_Challenge_: The entries below are to be written out again without alteration.

Chart and figure data:

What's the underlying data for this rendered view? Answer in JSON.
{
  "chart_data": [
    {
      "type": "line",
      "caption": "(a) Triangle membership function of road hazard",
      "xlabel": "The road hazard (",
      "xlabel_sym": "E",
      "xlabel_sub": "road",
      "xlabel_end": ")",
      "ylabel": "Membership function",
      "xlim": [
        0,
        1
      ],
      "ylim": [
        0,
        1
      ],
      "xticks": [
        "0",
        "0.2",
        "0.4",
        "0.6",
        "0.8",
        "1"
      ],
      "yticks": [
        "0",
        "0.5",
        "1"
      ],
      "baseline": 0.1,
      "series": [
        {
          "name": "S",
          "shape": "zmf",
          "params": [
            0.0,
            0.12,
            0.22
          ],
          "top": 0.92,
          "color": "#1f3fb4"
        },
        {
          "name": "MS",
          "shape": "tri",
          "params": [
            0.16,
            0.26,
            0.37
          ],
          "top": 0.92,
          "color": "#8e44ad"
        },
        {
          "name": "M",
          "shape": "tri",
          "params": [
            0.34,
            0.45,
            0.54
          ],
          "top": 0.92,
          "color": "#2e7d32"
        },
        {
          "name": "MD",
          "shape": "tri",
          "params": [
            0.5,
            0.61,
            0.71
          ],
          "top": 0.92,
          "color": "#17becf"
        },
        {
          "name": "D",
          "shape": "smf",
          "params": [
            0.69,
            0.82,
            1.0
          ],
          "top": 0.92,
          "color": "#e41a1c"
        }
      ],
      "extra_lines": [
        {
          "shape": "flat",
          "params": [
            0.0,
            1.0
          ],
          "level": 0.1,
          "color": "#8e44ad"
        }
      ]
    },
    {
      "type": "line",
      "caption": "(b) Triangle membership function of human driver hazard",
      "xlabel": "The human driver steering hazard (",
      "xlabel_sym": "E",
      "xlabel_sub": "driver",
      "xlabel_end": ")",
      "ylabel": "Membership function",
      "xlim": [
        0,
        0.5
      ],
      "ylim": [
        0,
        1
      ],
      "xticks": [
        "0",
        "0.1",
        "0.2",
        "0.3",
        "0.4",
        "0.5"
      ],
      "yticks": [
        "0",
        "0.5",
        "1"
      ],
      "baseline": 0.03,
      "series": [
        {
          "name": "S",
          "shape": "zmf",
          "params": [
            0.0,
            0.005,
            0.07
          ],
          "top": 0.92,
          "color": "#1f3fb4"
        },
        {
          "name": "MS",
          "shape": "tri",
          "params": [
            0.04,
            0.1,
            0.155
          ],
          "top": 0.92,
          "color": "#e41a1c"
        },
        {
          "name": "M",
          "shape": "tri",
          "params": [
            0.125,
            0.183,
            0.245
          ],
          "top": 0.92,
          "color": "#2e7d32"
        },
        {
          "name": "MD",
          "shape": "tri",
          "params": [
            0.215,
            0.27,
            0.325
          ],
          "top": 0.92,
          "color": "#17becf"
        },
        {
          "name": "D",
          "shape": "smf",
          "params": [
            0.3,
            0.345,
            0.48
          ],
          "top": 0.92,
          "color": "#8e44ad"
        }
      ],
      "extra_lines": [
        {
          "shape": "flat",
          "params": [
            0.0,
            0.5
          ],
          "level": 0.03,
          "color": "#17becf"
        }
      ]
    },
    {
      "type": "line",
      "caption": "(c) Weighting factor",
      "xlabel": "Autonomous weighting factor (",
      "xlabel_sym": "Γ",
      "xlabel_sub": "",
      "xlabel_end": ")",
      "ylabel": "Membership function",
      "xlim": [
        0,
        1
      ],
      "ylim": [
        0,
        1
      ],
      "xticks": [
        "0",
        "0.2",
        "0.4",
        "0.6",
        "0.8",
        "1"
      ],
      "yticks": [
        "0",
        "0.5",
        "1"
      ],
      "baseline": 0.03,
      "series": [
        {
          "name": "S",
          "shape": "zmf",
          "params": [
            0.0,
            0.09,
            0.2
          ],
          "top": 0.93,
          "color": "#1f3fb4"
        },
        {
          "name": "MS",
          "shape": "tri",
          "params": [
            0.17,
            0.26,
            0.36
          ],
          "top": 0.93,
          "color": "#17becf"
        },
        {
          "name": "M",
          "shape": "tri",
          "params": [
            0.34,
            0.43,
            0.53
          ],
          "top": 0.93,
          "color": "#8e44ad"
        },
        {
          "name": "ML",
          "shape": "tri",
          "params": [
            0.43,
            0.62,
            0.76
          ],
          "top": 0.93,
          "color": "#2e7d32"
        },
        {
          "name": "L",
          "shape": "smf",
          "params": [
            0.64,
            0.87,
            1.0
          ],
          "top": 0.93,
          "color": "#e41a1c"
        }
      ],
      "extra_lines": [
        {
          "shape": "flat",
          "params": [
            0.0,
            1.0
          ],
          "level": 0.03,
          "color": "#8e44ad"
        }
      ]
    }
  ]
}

_Solution_:
What's the underlying data for this rendered view? Answer in JSON.
{
  "chart_data": [
    {
      "type": "line",
      "caption": "(a) Triangle membership function of road hazard",
      "xlabel": "The road hazard (",
      "xlabel_sym": "E",
      "xlabel_sub": "road",
      "xlabel_end": ")",
      "ylabel": "Membership function",
      "xlim": [
        0,
        1
      ],
      "ylim": [
        0,
        1
      ],
      "xticks": [
        "0",
        "0.2",
        "0.4",
        "0.6",
        "0.8",
        "1"
      ],
      "yticks": [
        "0",
        "0.5",
        "1"
      ],
      "baseline": 0.1,
      "series": [
        {
          "name": "S",
          "shape": "zmf",
          "params": [
            0.0,
            0.12,
            0.22
          ],
          "top": 0.92,
          "color": "#1f3fb4"
        },
        {
          "name": "MS",
          "shape": "tri",
          "params": [
            0.16,
            0.26,
            0.37
          ],
          "top": 0.92,
          "color": "#8e44ad"
        },
        {
          "name": "M",
          "shape": "tri",
          "params": [
            0.34,
            0.45,
            0.54
          ],
          "top": 0.92,
          "color": "#2e7d32"
        },
        {
          "name": "MD",
          "shape": "tri",
          "params": [
            0.5,
            0.61,
            0.71
          ],
          "top": 0.92,
          "color": "#17becf"
        },
        {
          "name": "D",
          "shape": "smf",
          "params": [
            0.69,
            0.82,
            1.0
          ],
          "top": 0.92,
          "color": "#e41a1c"
        }
      ],
      "extra_lines": [
        {
          "shape": "flat",
          "params": [
            0.0,
            1.0
          ],
          "level": 0.1,
          "color": "#8e44ad"
        }
      ]
    },
    {
      "type": "line",
      "caption": "(b) Triangle membership function of human driver hazard",
      "xlabel": "The human driver steering hazard (",
      "xlabel_sym": "E",
      "xlabel_sub": "driver",
      "xlabel_end": ")",
      "ylabel": "Membership function",
      "xlim": [
        0,
        0.5
      ],
      "ylim": [
        0,
        1
      ],
      "xticks": [
        "0",
        "0.1",
        "0.2",
        "0.3",
        "0.4",
        "0.5"
      ],
      "yticks": [
        "0",
        "0.5",
        "1"
      ],
      "baseline": 0.03,
      "series": [
        {
          "name": "S",
          "shape": "zmf",
          "params": [
            0.0,
            0.005,
            0.07
          ],
          "top": 0.92,
          "color": "#1f3fb4"
        },
        {
          "name": "MS",
          "shape": "tri",
          "params": [
            0.04,
            0.1,
            0.155
          ],
          "top": 0.92,
          "color": "#e41a1c"
        },
        {
          "name": "M",
          "shape": "tri",
          "params": [
            0.125,
            0.183,
            0.245
          ],
          "top": 0.92,
          "color": "#2e7d32"
        },
        {
          "name": "MD",
          "shape": "tri",
          "params": [
            0.215,
            0.27,
            0.325
          ],
          "top": 0.92,
          "color": "#17becf"
        },
        {
          "name": "D",
          "shape": "smf",
          "params": [
            0.3,
            0.345,
            0.48
          ],
          "top": 0.92,
          "color": "#8e44ad"
        }
      ],
      "extra_lines": [
        {
          "shape": "flat",
          "params": [
            0.0,
            0.5
          ],
          "level": 0.03,
          "color": "#17becf"
        }
      ]
    },
    {
      "type": "line",
      "caption": "(c) Weighting factor",
      "xlabel": "Autonomous weighting factor (",
      "xlabel_sym": "Γ",
      "xlabel_sub": "",
      "xlabel_end": ")",
      "ylabel": "Membership function",
      "xlim": [
        0,
        1
      ],
      "ylim": [
        0,
        1
      ],
      "xticks": [
        "0",
        "0.2",
        "0.4",
        "0.6",
        "0.8",
        "1"
      ],
      "yticks": [
        "0",
        "0.5",
        "1"
      ],
      "baseline": 0.03,
      "series": [
        {
          "name": "S",
          "shape": "zmf",
          "params": [
            0.0,
            0.09,
            0.2
          ],
          "top": 0.93,
          "color": "#1f3fb4"
        },
        {
          "name": "MS",
          "shape": "tri",
          "params": [
            0.17,
            0.26,
            0.36
          ],
          "top": 0.93,
          "color": "#17becf"
        },
        {
          "name": "M",
          "shape": "tri",
          "params": [
            0.34,
            0.43,
            0.53
          ],
          "top": 0.93,
          "color": "#8e44ad"
        },
        {
          "name": "ML",
          "shape": "tri",
          "params": [
            0.43,
            0.62,
            0.76
          ],
          "top": 0.93,
          "color": "#2e7d32"
        },
        {
          "name": "L",
          "shape": "smf",
          "params": [
            0.64,
            0.87,
            1.0
          ],
          "top": 0.93,
          "color": "#e41a1c"
        }
      ],
      "extra_lines": [
        {
          "shape": "flat",
          "params": [
            0.0,
            1.0
          ],
          "level": 0.03,
          "color": "#8e44ad"
        }
      ]
    }
  ]
}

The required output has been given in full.